Перепишите дословно весь приведенный ниже материал. Изображения в ответ не включайте.

• **ПЕРЕЧЕНЬ ЗАПИСЕЙ**
■ ■ ■ ■ ■ ■ ■
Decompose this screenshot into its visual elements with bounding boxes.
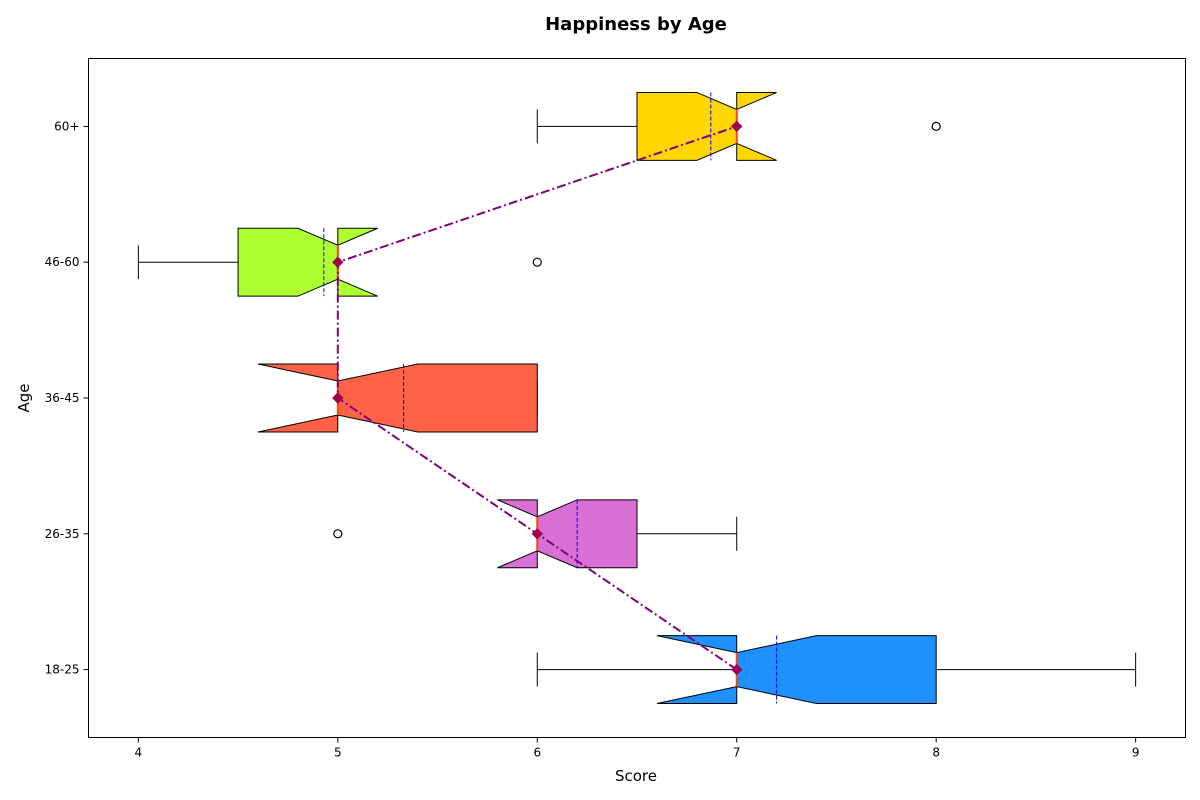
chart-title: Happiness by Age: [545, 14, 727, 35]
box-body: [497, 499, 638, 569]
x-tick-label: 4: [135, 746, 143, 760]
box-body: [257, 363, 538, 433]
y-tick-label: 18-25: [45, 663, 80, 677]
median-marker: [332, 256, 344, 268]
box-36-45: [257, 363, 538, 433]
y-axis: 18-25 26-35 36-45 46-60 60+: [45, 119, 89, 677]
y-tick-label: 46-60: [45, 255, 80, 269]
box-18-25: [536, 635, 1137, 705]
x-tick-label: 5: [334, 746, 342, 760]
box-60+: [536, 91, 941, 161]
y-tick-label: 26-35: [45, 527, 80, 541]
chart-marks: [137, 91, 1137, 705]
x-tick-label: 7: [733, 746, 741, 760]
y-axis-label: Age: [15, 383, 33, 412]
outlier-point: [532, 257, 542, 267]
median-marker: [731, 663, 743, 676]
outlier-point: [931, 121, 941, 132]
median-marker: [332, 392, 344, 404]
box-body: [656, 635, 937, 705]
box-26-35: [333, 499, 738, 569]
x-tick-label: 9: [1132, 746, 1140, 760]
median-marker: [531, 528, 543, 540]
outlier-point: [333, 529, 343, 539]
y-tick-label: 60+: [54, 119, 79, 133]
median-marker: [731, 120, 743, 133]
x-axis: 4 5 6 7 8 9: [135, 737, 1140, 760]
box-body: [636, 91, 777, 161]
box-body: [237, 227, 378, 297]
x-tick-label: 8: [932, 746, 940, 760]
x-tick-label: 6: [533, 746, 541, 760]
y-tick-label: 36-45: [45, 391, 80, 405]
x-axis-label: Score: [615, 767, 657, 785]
■ ■ ■ ■ ■ ■ ■
• **ВЫПОЛНЕННОЕ ЗАДАНИЕ**
Decompose this screenshot into its visual elements with bounding boxes.
chart-title: Happiness by Age: [545, 14, 727, 35]
box-body: [497, 499, 638, 569]
x-tick-label: 4: [135, 746, 143, 760]
box-body: [257, 363, 538, 433]
y-tick-label: 18-25: [45, 663, 80, 677]
median-marker: [332, 256, 344, 268]
box-36-45: [257, 363, 538, 433]
y-axis: 18-25 26-35 36-45 46-60 60+: [45, 119, 89, 677]
y-tick-label: 46-60: [45, 255, 80, 269]
box-18-25: [536, 635, 1137, 705]
x-tick-label: 5: [334, 746, 342, 760]
box-60+: [536, 91, 941, 161]
y-tick-label: 26-35: [45, 527, 80, 541]
chart-marks: [137, 91, 1137, 705]
x-tick-label: 7: [733, 746, 741, 760]
y-axis-label: Age: [15, 383, 33, 412]
outlier-point: [532, 257, 542, 267]
median-marker: [731, 663, 743, 676]
outlier-point: [931, 121, 941, 132]
median-marker: [332, 392, 344, 404]
box-body: [656, 635, 937, 705]
box-26-35: [333, 499, 738, 569]
x-tick-label: 9: [1132, 746, 1140, 760]
median-marker: [531, 528, 543, 540]
outlier-point: [333, 529, 343, 539]
y-tick-label: 60+: [54, 119, 79, 133]
median-marker: [731, 120, 743, 133]
x-axis: 4 5 6 7 8 9: [135, 737, 1140, 760]
box-body: [636, 91, 777, 161]
box-body: [237, 227, 378, 297]
x-tick-label: 8: [932, 746, 940, 760]
x-tick-label: 6: [533, 746, 541, 760]
y-tick-label: 36-45: [45, 391, 80, 405]
x-axis-label: Score: [615, 767, 657, 785]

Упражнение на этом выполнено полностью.